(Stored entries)
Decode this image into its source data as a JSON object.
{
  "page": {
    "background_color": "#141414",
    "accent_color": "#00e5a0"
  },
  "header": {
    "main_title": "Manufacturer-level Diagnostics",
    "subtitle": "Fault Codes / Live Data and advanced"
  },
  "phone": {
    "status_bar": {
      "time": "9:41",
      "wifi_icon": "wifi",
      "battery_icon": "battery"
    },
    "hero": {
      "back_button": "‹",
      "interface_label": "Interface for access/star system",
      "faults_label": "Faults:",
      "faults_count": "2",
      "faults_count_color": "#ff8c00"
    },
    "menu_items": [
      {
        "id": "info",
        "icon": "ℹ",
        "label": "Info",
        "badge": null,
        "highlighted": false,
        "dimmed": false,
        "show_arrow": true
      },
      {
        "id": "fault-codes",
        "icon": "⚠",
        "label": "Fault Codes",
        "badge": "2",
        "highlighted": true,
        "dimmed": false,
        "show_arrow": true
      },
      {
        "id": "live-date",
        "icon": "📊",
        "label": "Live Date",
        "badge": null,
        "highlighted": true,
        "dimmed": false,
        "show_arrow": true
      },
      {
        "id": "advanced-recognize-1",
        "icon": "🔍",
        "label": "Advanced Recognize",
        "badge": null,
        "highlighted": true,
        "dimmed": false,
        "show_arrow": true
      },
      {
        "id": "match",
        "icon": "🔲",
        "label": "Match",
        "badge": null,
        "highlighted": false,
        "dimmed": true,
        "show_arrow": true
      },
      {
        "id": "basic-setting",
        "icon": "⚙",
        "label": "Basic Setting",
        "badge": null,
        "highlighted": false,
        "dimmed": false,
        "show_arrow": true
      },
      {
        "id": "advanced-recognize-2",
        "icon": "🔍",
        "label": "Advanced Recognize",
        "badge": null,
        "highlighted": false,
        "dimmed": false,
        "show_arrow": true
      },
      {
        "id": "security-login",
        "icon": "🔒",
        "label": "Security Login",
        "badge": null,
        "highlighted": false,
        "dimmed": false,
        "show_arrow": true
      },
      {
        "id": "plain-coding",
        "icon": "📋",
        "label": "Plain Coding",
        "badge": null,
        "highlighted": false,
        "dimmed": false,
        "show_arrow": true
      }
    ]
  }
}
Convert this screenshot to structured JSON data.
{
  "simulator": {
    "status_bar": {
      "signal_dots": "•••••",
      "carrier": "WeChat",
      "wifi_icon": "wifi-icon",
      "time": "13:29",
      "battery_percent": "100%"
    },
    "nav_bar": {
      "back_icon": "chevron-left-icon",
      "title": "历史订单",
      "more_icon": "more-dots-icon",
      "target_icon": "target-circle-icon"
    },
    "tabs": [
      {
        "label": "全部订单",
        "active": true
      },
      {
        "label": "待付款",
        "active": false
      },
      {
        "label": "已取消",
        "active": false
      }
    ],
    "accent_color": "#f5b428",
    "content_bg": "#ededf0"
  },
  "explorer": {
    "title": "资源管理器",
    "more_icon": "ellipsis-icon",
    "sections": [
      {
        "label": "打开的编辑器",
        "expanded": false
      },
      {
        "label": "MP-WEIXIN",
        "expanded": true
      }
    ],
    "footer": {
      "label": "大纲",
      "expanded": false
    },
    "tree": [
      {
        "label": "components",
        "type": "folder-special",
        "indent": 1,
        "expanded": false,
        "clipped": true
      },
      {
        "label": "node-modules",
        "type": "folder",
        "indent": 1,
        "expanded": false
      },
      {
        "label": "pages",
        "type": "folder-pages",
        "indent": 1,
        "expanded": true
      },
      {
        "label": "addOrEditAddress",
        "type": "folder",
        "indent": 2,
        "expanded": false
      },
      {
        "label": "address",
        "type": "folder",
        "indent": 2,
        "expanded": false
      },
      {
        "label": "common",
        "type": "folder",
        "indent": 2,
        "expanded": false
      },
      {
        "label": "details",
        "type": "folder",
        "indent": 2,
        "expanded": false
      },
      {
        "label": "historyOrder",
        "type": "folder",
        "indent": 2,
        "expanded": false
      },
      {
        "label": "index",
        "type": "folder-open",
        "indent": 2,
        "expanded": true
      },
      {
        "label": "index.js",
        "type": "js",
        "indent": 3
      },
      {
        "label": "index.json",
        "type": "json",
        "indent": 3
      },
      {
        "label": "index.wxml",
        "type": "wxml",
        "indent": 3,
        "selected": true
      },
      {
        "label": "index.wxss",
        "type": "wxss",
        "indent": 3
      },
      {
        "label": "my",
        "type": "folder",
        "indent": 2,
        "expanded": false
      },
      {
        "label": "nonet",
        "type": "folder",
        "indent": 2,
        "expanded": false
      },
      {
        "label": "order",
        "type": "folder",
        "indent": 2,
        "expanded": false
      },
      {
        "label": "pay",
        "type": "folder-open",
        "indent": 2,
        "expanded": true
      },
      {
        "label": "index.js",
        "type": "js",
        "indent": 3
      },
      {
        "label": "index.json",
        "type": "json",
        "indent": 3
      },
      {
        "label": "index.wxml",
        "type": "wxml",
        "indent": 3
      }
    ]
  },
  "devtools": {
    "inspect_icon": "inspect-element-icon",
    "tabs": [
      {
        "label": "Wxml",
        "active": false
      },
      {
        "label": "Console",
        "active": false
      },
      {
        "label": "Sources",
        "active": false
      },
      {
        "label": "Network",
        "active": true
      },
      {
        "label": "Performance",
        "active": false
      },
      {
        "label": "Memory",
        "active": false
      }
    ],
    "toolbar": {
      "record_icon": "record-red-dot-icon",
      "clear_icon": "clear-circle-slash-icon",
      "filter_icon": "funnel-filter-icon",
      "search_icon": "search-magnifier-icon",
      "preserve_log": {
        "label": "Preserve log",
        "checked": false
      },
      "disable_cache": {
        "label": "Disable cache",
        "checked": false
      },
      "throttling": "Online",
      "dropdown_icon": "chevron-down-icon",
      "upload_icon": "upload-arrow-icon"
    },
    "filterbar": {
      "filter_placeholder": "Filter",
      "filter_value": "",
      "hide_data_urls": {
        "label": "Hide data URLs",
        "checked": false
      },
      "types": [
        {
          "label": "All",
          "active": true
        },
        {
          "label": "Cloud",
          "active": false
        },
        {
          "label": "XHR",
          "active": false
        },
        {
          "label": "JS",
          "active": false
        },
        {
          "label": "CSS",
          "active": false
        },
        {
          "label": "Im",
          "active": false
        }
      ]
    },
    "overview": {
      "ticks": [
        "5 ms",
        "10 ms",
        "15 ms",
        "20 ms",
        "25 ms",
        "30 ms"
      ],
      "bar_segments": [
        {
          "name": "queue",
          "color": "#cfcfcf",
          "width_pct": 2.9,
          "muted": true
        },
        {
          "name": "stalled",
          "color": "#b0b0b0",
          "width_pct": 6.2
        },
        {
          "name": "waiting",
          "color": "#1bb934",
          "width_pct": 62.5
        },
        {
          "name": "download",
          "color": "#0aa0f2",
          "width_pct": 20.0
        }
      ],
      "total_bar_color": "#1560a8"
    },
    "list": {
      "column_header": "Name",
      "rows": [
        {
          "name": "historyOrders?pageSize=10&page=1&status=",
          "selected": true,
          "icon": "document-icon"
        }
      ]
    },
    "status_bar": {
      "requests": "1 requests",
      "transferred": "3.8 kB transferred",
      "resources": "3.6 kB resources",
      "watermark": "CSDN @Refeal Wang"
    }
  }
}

Stated goal: Only a number is wanted: how many lines of the material include the word "this".

Result of the exercise: 2